Take each line containing "Distribution" and report it exactly as written.

---

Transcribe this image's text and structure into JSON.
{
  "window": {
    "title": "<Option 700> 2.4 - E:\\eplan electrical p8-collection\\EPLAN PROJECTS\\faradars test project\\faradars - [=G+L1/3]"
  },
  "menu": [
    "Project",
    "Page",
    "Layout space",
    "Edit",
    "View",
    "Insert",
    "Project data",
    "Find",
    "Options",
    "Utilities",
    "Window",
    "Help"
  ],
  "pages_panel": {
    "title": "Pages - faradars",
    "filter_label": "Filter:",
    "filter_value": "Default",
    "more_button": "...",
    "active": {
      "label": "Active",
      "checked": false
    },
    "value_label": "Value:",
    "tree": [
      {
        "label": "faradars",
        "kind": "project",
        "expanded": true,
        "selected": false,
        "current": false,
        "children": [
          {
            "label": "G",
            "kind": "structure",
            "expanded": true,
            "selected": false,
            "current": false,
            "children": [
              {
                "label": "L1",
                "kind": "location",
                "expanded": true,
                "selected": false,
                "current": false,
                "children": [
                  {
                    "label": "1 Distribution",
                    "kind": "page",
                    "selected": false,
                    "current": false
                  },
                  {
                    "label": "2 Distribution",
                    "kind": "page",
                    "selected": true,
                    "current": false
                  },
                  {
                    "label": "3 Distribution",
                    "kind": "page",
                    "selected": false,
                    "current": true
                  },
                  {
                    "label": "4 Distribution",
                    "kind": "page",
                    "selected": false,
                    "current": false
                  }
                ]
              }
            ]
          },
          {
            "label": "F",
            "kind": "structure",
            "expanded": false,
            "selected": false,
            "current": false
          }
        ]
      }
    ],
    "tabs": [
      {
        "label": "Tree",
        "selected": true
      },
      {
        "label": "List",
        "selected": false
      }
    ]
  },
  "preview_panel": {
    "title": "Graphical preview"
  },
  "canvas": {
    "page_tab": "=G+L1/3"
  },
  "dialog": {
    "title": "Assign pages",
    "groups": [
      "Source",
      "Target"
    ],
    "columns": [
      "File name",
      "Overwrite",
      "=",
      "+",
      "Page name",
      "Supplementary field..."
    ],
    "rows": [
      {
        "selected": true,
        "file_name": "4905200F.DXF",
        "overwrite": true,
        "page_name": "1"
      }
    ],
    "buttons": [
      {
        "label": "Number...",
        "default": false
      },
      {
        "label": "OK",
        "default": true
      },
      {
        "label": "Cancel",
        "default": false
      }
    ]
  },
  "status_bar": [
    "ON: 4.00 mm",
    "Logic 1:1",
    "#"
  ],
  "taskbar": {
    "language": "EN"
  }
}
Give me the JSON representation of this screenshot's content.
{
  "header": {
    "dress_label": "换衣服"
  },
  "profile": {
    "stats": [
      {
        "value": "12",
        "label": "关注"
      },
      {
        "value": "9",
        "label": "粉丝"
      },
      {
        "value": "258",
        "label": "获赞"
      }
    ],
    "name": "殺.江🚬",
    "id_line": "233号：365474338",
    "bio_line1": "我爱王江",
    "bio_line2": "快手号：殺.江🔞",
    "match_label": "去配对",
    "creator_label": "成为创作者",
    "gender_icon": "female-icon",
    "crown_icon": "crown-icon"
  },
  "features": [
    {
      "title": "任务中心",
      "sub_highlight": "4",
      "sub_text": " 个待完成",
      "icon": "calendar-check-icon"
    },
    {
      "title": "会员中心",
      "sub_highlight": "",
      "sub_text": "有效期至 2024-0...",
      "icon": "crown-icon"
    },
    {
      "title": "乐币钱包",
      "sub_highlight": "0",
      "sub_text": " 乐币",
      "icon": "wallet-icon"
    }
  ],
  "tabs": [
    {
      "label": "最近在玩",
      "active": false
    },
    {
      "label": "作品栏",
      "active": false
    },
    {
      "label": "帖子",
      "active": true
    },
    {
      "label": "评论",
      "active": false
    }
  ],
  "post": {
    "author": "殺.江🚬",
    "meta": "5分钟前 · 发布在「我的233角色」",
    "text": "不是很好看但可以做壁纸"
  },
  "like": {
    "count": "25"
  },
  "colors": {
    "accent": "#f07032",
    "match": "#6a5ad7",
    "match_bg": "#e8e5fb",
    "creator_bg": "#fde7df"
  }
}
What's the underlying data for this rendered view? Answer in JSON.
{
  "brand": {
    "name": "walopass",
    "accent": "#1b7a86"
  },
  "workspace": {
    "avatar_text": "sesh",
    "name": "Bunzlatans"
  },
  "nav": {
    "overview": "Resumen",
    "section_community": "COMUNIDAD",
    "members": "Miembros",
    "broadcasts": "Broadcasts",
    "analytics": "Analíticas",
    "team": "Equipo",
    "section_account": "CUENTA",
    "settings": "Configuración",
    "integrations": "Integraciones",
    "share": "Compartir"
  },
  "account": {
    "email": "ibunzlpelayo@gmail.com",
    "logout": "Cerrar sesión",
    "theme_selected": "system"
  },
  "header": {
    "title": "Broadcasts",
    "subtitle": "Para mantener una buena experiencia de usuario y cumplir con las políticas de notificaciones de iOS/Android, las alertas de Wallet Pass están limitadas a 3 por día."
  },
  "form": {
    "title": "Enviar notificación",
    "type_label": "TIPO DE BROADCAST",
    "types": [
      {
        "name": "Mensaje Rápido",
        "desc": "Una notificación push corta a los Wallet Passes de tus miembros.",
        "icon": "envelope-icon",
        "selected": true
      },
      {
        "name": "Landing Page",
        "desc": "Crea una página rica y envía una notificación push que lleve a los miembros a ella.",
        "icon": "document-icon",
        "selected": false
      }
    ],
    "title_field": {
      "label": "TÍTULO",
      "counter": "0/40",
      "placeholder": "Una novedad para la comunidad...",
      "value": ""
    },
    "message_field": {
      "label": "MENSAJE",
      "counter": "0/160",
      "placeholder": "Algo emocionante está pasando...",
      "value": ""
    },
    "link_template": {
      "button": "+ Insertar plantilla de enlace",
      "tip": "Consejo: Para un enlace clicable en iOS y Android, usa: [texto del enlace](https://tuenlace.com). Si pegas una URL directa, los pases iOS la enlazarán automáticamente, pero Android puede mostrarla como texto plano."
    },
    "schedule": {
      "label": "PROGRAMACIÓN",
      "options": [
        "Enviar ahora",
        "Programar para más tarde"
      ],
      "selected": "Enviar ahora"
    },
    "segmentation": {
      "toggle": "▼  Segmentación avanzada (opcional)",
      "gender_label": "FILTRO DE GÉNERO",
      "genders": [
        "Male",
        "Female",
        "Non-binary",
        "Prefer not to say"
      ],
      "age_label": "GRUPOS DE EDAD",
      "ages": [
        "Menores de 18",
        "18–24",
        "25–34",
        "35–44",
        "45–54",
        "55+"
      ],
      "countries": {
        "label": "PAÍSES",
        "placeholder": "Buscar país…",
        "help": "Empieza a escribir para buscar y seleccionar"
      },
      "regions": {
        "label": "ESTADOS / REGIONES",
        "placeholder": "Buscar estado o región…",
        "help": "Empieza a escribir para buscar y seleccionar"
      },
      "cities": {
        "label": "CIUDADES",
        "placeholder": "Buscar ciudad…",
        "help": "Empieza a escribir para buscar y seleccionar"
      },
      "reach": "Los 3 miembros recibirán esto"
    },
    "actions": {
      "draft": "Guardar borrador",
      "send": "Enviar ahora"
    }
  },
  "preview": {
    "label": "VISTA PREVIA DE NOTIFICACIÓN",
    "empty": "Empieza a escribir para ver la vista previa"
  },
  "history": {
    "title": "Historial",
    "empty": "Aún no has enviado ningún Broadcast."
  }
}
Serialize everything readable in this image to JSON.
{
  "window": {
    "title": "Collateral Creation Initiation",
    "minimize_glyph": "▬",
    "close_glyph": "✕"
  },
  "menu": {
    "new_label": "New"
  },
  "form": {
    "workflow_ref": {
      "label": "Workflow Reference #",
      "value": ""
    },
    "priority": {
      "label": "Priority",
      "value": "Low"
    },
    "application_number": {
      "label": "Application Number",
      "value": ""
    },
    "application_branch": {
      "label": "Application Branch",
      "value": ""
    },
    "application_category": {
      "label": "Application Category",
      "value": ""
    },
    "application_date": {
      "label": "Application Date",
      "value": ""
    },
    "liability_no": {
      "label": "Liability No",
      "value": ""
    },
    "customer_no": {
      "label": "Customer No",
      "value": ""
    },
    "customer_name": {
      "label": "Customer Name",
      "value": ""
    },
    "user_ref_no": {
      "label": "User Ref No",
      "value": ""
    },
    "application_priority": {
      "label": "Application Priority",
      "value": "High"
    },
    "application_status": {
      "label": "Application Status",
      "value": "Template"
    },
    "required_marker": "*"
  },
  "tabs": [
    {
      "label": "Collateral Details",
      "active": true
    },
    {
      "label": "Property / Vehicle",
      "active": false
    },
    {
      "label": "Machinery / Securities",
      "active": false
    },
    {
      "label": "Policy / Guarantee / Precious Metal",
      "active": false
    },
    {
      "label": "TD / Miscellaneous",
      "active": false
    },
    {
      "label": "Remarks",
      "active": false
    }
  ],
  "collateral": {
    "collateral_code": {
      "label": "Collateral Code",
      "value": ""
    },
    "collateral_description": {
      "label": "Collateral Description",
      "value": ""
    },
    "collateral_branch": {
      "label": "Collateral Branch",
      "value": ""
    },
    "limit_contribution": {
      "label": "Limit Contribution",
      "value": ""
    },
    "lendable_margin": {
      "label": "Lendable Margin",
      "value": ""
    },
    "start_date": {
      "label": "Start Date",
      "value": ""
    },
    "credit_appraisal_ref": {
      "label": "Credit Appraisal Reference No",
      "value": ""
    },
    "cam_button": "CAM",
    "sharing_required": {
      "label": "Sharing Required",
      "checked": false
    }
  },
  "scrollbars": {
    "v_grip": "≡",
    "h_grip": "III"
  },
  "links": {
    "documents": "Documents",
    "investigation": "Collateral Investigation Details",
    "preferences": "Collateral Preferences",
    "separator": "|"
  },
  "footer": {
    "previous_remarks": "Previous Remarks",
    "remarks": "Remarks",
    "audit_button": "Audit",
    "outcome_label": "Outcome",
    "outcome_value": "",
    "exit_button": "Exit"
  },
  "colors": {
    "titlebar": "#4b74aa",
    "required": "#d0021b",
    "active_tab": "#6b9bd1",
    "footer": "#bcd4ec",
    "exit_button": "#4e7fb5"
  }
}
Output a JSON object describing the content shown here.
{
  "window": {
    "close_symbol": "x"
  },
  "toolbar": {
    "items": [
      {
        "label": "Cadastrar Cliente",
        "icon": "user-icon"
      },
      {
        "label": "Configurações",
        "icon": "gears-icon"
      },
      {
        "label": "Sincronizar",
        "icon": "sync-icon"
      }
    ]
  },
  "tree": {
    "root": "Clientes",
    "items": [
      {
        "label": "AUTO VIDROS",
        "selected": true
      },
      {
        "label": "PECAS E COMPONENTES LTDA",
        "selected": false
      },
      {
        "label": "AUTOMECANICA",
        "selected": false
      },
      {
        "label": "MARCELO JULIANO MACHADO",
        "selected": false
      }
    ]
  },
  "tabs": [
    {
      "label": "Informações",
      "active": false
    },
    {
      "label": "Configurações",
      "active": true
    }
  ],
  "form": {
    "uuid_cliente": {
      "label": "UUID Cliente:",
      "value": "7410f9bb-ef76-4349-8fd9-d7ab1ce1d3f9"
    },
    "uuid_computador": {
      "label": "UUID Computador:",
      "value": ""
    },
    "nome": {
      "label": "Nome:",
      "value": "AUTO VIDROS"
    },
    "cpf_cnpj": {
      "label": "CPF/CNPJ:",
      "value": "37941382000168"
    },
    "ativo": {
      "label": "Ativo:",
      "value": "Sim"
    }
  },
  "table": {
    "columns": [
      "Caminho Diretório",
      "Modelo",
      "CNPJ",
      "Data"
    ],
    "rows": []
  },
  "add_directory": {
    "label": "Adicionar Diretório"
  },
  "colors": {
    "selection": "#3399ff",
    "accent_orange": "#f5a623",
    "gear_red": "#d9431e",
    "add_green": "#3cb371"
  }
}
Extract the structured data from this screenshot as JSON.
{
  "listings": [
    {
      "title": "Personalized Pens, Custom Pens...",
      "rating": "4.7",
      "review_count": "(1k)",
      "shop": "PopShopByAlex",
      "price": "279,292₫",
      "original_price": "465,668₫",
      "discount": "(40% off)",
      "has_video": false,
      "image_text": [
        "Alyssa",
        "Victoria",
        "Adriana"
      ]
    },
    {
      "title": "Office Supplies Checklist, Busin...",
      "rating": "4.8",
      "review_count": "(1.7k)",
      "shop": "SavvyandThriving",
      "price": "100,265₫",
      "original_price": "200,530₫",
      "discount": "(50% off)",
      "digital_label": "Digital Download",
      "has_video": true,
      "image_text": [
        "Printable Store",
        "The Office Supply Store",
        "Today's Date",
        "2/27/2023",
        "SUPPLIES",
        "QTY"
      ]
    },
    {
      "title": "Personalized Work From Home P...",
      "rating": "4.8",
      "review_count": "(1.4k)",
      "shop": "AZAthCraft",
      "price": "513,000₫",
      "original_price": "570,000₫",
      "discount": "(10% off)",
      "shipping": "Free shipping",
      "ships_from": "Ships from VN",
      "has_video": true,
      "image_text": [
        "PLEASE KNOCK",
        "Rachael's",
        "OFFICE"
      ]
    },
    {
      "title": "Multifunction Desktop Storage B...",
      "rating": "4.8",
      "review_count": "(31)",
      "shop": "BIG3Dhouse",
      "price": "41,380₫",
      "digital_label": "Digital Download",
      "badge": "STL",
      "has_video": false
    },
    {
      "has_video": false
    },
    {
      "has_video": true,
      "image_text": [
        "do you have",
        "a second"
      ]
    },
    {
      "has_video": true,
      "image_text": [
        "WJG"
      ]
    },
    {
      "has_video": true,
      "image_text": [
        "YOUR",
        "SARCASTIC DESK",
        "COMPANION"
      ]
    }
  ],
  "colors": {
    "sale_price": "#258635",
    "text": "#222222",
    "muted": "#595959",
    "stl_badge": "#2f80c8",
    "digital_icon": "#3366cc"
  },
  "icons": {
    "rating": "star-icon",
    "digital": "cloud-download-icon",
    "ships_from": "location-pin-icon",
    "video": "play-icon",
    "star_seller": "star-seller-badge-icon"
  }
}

---

SOLUTION:
                    "label": "1 Distribution",
                    "label": "2 Distribution",
                    "label": "3 Distribution",
                    "label": "4 Distribution",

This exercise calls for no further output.